## Exercise objective:
From the entries below, copy out every line with "this" in it.

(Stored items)
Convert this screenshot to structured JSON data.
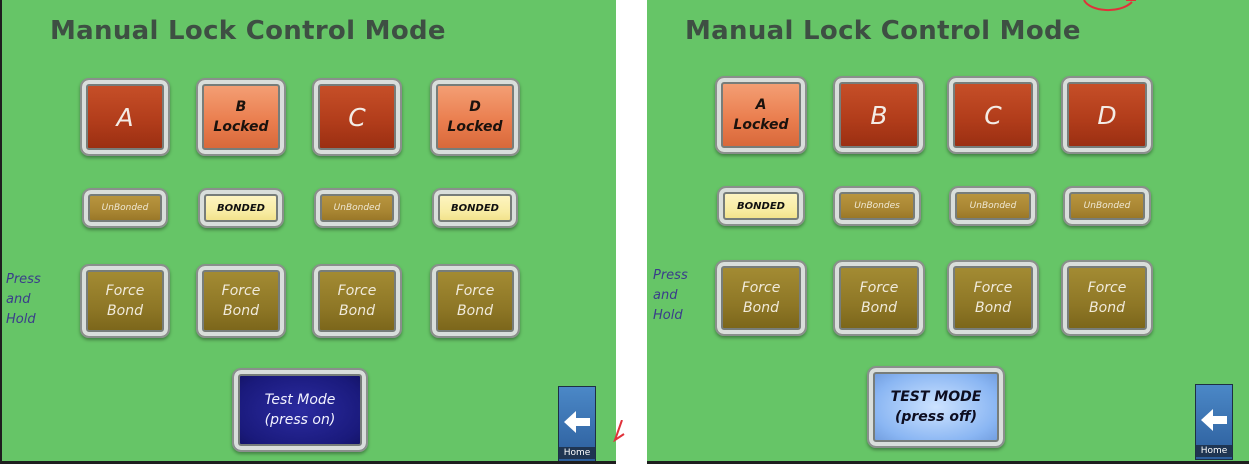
{
  "panels": [
    {
      "title": "Manual Lock Control Mode",
      "locks": [
        {
          "letter": "A",
          "status": "",
          "state": "unlocked"
        },
        {
          "letter": "B",
          "status": "Locked",
          "state": "locked"
        },
        {
          "letter": "C",
          "status": "",
          "state": "unlocked"
        },
        {
          "letter": "D",
          "status": "Locked",
          "state": "locked"
        }
      ],
      "bonds": [
        {
          "label": "UnBonded",
          "state": "unbonded"
        },
        {
          "label": "BONDED",
          "state": "bonded"
        },
        {
          "label": "UnBonded",
          "state": "unbonded"
        },
        {
          "label": "BONDED",
          "state": "bonded"
        }
      ],
      "press_hold": [
        "Press",
        "and",
        "Hold"
      ],
      "force_bond": [
        {
          "line1": "Force",
          "line2": "Bond"
        },
        {
          "line1": "Force",
          "line2": "Bond"
        },
        {
          "line1": "Force",
          "line2": "Bond"
        },
        {
          "line1": "Force",
          "line2": "Bond"
        }
      ],
      "test_mode": {
        "line1": "Test Mode",
        "line2": "(press on)",
        "state": "off"
      },
      "home": {
        "label": "Home",
        "icon": "back-arrow-icon"
      }
    },
    {
      "title": "Manual Lock Control Mode",
      "locks": [
        {
          "letter": "A",
          "status": "Locked",
          "state": "locked"
        },
        {
          "letter": "B",
          "status": "",
          "state": "unlocked"
        },
        {
          "letter": "C",
          "status": "",
          "state": "unlocked"
        },
        {
          "letter": "D",
          "status": "",
          "state": "unlocked"
        }
      ],
      "bonds": [
        {
          "label": "BONDED",
          "state": "bonded"
        },
        {
          "label": "UnBondes",
          "state": "unbonded"
        },
        {
          "label": "UnBonded",
          "state": "unbonded"
        },
        {
          "label": "UnBonded",
          "state": "unbonded"
        }
      ],
      "press_hold": [
        "Press",
        "and",
        "Hold"
      ],
      "force_bond": [
        {
          "line1": "Force",
          "line2": "Bond"
        },
        {
          "line1": "Force",
          "line2": "Bond"
        },
        {
          "line1": "Force",
          "line2": "Bond"
        },
        {
          "line1": "Force",
          "line2": "Bond"
        }
      ],
      "test_mode": {
        "line1": "TEST MODE",
        "line2": "(press off)",
        "state": "on"
      },
      "home": {
        "label": "Home",
        "icon": "back-arrow-icon"
      }
    }
  ],
  "colors": {
    "background": "#66c567",
    "lock_unlocked": "#b23d1b",
    "lock_locked": "#ea7e4f",
    "bond_unbonded": "#a88532",
    "bond_bonded": "#f8eca3",
    "force_bond": "#8e7726",
    "test_off": "#1a1a7c",
    "test_on": "#8ab6f3",
    "home": "#2c5e9c"
  }
}
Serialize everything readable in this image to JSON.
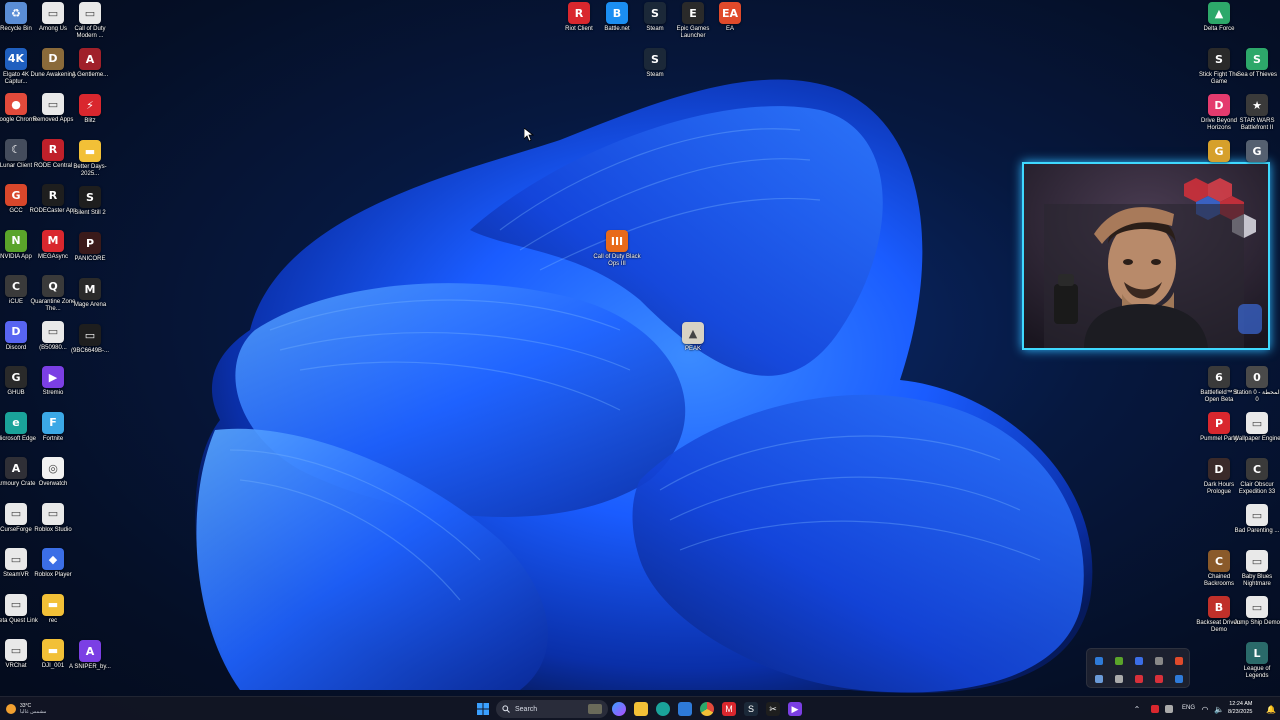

## Result of the exercise:
Convert this screenshot to structured JSON data.
Serialize everything readable in this image to JSON.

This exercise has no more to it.